Dataset entries:
◆ ◆ ◆ ◆
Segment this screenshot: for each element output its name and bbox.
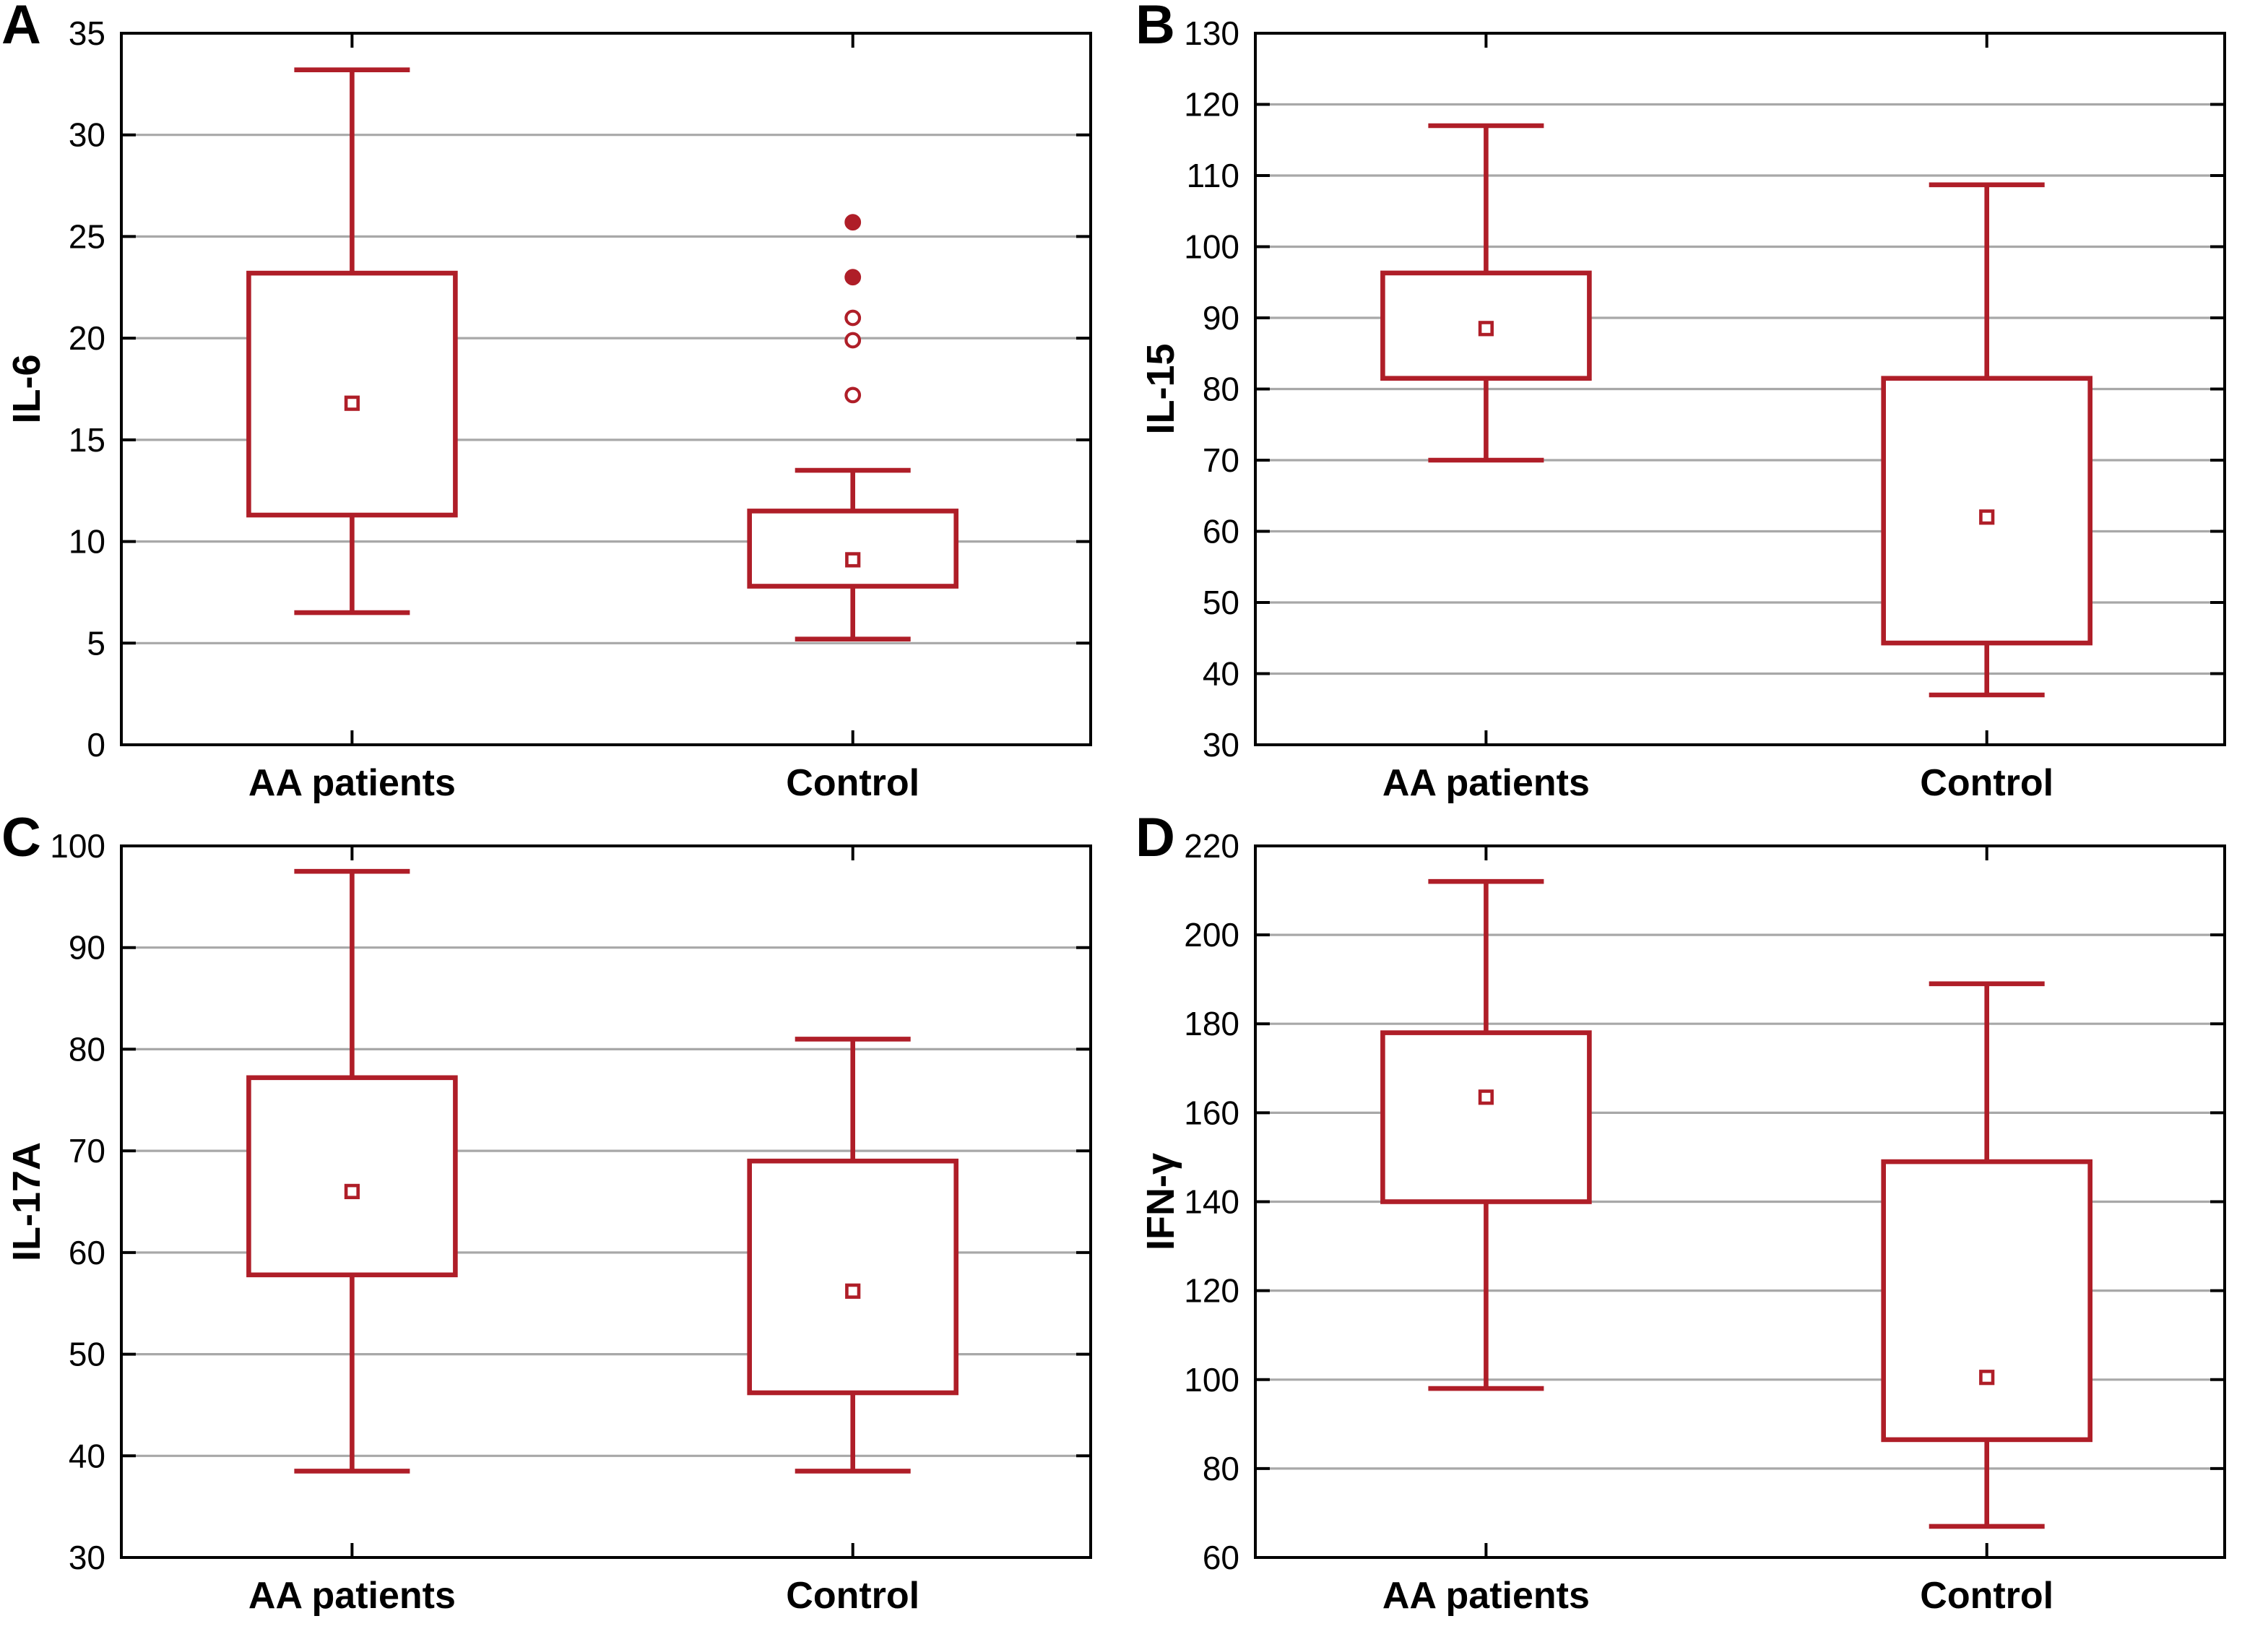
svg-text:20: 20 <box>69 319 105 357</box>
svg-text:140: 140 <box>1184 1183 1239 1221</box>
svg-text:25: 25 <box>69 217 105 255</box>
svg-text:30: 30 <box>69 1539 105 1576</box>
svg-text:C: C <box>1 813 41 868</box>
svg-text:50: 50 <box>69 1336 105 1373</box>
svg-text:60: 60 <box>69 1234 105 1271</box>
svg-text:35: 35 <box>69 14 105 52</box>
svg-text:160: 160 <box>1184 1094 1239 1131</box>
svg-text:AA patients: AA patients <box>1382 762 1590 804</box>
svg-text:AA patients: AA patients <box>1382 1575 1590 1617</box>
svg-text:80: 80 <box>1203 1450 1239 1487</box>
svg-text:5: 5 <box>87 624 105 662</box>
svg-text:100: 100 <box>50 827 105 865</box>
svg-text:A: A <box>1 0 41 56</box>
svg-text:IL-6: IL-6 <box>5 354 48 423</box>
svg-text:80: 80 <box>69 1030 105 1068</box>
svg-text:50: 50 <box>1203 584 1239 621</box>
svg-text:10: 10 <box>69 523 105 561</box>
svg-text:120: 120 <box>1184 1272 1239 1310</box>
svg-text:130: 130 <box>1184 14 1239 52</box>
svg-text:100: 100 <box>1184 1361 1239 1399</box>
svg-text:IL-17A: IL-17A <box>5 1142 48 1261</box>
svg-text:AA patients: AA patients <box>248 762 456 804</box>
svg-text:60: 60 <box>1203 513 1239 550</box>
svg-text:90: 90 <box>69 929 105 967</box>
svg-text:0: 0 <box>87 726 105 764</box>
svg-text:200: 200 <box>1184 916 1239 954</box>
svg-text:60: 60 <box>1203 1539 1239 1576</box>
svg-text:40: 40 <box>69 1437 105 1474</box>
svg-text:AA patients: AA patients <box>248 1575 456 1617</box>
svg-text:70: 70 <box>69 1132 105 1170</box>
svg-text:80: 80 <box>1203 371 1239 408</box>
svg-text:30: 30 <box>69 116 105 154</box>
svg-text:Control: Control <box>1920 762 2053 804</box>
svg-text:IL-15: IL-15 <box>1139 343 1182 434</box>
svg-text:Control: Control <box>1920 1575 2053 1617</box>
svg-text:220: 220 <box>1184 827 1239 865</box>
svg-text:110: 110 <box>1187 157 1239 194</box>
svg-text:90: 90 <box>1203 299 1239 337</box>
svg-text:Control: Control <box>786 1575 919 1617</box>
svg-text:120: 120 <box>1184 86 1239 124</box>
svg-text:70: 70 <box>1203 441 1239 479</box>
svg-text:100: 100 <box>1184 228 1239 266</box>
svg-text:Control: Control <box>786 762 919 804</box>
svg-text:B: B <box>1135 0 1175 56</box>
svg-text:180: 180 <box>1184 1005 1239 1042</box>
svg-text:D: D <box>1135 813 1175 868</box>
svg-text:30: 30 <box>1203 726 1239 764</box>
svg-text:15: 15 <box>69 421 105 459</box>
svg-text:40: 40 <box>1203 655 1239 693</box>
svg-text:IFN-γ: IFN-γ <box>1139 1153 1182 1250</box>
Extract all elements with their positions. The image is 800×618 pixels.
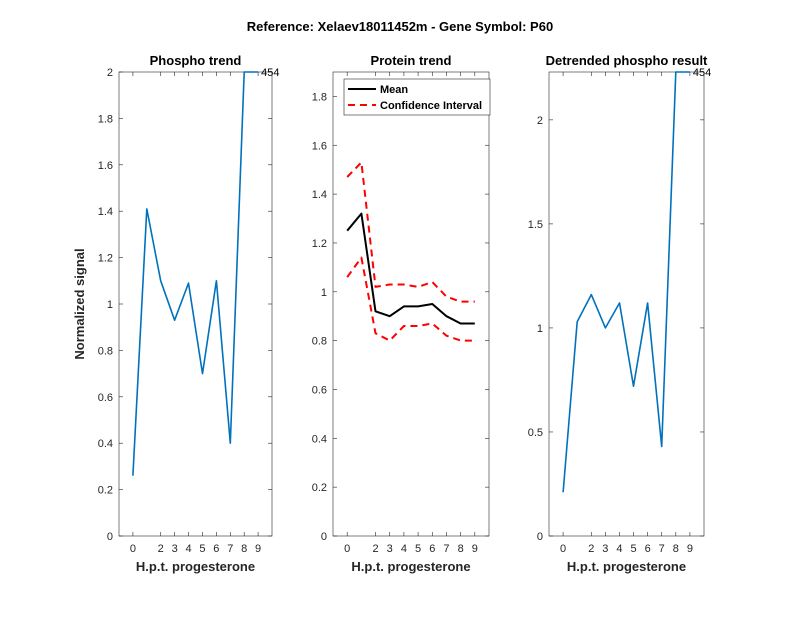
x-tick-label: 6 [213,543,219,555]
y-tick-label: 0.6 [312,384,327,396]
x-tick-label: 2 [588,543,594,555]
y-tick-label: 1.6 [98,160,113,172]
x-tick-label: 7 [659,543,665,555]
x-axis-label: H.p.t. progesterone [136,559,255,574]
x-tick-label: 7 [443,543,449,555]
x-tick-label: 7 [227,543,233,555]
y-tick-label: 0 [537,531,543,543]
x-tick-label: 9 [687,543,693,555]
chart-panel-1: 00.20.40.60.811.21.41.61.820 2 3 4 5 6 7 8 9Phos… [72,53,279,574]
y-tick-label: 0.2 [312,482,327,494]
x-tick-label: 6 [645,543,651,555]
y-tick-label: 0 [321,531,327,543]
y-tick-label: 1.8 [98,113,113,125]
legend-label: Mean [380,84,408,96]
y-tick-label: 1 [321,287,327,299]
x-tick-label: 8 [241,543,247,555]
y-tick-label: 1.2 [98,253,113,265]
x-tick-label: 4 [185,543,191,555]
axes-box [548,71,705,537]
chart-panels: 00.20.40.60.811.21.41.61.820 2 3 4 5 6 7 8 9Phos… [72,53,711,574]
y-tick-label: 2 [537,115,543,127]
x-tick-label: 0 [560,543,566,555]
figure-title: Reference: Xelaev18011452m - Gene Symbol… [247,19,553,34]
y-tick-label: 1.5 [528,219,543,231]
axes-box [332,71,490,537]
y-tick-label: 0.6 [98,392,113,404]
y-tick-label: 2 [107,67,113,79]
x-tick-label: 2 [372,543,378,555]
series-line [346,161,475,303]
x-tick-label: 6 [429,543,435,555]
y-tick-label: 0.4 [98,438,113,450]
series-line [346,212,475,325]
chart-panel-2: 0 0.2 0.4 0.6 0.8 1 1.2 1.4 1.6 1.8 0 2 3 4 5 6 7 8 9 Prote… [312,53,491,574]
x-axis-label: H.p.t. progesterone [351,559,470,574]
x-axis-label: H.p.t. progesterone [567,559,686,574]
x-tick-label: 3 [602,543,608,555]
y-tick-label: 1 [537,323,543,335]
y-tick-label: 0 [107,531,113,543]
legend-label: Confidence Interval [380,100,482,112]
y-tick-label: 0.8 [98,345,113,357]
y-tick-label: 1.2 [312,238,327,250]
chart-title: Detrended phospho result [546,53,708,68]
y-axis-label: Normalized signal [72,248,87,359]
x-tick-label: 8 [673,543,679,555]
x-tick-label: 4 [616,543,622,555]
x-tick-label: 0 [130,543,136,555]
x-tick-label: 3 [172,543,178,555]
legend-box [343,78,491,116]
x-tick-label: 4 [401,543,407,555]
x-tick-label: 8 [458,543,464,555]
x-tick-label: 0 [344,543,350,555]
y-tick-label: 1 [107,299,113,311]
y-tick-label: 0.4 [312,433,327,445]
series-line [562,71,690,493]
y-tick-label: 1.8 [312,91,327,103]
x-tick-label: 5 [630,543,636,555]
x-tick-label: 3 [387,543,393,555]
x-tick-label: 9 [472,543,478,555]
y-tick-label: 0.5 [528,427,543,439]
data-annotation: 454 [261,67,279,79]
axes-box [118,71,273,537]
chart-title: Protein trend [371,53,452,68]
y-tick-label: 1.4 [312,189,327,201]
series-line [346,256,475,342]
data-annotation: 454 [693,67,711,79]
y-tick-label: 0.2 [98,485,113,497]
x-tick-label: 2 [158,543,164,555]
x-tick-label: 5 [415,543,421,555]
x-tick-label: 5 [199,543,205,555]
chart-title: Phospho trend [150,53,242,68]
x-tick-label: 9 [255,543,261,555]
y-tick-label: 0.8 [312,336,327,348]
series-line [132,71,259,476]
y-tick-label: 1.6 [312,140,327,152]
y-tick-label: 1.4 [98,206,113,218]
◆ ◆ ◆ ◆
Going through the data above, count each line that contains "title" and give only that figure.

Finished task: 4